Stored records
▼▼▼

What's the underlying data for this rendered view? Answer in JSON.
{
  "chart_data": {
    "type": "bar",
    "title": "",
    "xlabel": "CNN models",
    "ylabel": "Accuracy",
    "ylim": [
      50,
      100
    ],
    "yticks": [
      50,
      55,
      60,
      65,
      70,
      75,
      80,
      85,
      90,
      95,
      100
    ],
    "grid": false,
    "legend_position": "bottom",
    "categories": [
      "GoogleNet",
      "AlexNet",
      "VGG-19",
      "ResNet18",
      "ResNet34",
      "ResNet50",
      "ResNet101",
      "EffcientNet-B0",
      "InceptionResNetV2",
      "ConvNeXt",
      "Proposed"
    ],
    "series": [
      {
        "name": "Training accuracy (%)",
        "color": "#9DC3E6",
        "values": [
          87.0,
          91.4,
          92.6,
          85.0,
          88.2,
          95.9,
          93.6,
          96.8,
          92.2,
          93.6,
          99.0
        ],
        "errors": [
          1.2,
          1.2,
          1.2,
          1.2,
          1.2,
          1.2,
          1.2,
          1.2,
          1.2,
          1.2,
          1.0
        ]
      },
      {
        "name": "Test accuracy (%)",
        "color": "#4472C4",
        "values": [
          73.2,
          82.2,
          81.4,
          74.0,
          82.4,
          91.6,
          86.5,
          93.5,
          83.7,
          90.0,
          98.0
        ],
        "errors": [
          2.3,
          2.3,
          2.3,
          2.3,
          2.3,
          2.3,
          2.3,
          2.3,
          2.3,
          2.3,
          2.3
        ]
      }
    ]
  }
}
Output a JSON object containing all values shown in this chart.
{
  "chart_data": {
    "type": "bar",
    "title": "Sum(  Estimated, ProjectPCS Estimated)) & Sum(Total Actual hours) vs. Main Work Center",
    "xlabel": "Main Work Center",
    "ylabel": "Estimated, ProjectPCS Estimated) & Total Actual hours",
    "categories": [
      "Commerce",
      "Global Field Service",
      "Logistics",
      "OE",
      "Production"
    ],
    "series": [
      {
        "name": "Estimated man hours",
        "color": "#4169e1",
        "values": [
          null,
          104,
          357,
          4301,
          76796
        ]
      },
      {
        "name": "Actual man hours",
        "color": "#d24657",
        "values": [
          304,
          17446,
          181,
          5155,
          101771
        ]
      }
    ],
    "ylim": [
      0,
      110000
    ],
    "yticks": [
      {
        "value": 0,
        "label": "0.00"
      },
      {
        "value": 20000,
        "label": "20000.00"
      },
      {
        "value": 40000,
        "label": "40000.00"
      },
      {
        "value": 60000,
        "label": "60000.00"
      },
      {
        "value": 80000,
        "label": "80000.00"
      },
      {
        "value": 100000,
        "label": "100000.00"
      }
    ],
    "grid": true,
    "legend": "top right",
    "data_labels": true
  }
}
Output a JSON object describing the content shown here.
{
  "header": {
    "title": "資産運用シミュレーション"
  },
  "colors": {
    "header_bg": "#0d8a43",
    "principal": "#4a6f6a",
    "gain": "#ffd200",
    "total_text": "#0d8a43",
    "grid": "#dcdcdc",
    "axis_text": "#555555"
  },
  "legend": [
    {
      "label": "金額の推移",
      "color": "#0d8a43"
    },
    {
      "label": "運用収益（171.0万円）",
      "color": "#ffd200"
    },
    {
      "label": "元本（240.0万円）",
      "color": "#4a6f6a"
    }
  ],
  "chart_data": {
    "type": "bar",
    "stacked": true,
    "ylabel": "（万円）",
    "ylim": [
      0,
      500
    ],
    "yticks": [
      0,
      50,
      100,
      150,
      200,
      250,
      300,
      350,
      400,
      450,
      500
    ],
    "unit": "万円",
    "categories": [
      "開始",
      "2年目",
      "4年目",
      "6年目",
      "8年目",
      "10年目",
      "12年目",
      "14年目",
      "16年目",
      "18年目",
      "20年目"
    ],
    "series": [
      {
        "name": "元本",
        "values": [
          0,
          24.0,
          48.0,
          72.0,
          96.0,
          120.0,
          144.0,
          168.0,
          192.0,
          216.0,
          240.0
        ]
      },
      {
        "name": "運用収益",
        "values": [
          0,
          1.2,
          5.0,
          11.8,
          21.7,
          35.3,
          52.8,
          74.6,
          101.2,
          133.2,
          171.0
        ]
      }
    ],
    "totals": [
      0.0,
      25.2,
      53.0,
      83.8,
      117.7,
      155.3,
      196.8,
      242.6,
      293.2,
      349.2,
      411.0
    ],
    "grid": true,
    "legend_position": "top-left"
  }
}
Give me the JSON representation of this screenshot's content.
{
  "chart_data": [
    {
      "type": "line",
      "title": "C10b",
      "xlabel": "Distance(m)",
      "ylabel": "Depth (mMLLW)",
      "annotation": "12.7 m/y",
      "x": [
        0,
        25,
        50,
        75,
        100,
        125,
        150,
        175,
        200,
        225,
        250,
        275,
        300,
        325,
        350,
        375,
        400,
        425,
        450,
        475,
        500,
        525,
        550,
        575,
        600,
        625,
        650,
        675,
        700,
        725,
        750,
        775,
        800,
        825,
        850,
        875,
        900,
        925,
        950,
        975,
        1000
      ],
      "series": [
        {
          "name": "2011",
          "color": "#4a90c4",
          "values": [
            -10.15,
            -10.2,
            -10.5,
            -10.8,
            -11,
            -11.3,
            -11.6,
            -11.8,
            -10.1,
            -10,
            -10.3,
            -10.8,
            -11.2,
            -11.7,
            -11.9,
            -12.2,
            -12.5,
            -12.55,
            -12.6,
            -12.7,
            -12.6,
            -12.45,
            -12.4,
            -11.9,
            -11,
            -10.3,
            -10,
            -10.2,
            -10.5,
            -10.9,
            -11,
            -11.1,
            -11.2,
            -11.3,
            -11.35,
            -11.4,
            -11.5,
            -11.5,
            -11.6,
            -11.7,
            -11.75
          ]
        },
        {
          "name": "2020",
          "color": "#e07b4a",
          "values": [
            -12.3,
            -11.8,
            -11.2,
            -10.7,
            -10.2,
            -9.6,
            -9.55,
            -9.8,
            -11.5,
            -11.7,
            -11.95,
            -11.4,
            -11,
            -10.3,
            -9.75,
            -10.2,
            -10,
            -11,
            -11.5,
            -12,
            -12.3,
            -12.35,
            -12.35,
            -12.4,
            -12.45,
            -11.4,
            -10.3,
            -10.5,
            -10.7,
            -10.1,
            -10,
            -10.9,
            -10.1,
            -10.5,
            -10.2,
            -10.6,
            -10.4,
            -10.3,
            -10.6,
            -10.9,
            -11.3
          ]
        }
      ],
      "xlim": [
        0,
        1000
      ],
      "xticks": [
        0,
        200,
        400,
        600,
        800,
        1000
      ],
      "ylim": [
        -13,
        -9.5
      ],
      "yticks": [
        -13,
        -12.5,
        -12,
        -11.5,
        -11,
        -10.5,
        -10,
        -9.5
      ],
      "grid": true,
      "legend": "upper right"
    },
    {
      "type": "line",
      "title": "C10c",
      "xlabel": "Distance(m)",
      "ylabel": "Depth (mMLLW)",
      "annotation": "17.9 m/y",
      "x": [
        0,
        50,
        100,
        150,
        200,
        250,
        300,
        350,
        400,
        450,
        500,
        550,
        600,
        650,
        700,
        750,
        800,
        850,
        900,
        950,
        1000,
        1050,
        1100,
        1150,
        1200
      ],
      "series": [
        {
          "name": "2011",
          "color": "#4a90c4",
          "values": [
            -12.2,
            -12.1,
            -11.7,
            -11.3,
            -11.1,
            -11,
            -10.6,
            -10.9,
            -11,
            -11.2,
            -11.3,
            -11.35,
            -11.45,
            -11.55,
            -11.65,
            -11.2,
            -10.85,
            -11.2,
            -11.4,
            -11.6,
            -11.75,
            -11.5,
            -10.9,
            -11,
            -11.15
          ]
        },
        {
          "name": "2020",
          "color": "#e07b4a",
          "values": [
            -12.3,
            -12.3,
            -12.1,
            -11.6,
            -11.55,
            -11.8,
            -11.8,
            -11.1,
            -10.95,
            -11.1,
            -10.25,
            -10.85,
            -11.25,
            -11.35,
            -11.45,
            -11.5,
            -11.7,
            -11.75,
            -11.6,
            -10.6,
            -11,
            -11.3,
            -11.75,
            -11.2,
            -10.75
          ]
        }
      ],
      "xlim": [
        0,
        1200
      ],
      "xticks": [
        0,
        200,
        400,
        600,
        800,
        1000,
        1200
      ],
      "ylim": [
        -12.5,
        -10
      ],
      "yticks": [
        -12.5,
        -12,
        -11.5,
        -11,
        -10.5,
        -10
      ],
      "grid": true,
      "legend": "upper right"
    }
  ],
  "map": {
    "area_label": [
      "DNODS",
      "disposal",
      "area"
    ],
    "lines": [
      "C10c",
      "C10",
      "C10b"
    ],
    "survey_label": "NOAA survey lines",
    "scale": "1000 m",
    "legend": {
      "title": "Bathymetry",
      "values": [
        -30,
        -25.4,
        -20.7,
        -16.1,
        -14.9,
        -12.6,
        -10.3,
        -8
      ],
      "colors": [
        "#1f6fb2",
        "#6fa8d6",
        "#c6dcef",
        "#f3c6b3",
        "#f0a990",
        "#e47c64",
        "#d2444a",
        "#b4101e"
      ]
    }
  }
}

▲▲▲

■ Problem: Using the listing above, list every line in which the string "annotation" occurs.

■ Task response:
      "annotation": "12.7 m/y",
      "annotation": "17.9 m/y",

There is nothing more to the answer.